**Extracted records**
============

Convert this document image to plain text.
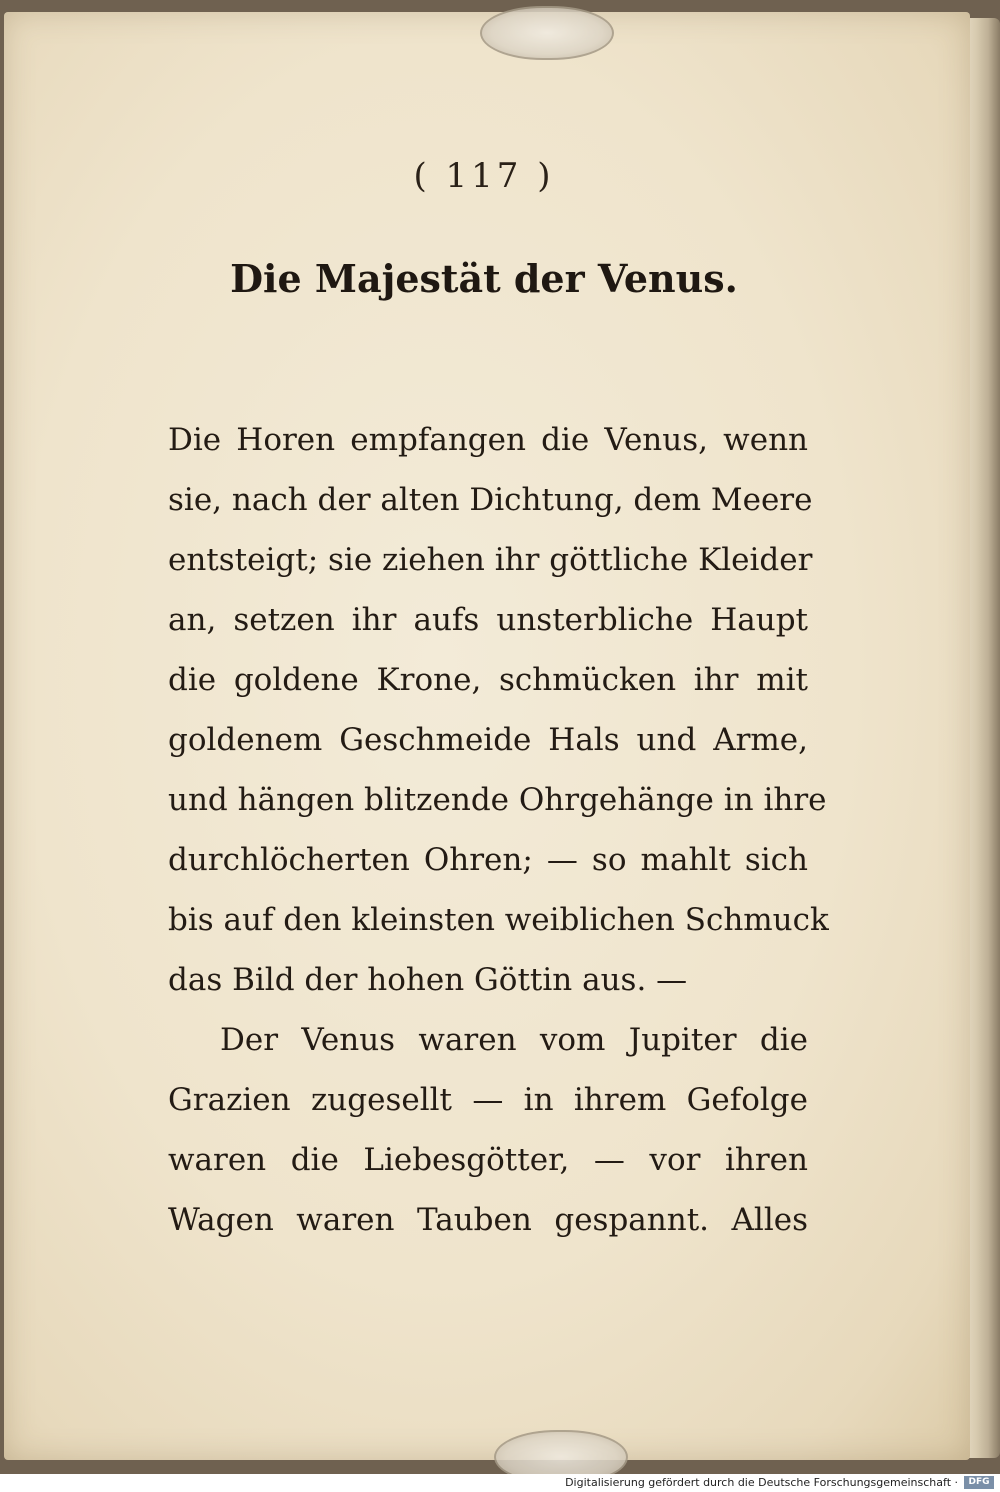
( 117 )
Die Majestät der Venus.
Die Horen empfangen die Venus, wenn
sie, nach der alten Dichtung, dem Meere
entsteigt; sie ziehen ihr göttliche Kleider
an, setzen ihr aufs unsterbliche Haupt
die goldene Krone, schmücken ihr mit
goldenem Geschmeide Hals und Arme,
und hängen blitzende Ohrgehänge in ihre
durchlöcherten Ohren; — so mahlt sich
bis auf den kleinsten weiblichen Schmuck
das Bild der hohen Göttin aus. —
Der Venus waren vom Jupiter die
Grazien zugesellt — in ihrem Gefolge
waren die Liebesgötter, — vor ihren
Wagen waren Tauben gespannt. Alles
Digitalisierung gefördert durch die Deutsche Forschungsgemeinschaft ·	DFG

============

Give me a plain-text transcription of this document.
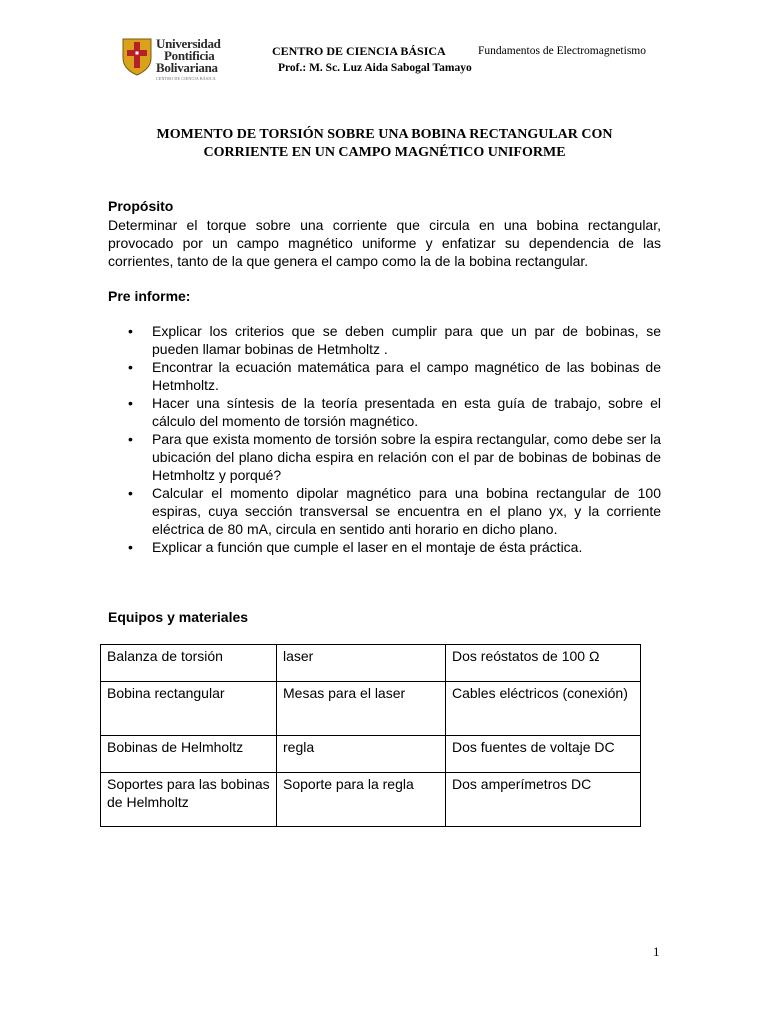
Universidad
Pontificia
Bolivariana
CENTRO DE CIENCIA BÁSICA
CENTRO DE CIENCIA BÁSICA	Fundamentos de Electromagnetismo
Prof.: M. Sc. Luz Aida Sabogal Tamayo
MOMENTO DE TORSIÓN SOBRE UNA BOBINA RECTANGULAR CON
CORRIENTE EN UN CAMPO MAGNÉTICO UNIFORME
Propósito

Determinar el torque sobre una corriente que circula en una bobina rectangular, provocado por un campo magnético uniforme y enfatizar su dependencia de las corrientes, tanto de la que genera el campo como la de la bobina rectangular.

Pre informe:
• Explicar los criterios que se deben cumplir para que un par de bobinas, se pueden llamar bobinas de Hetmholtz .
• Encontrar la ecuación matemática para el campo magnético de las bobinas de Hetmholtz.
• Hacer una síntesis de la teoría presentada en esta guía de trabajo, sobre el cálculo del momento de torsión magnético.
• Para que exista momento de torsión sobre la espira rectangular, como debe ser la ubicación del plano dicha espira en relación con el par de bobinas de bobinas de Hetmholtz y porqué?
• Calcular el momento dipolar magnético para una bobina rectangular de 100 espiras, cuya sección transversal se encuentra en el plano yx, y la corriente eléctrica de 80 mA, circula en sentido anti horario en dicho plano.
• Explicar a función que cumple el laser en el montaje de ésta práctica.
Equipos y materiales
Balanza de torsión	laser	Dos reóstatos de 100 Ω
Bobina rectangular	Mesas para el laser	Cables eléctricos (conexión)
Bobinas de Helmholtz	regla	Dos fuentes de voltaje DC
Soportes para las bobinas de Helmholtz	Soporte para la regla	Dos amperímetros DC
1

============

**The task**
Return only the number of lines in the data that contain "BÁSICA".

**The reply**
2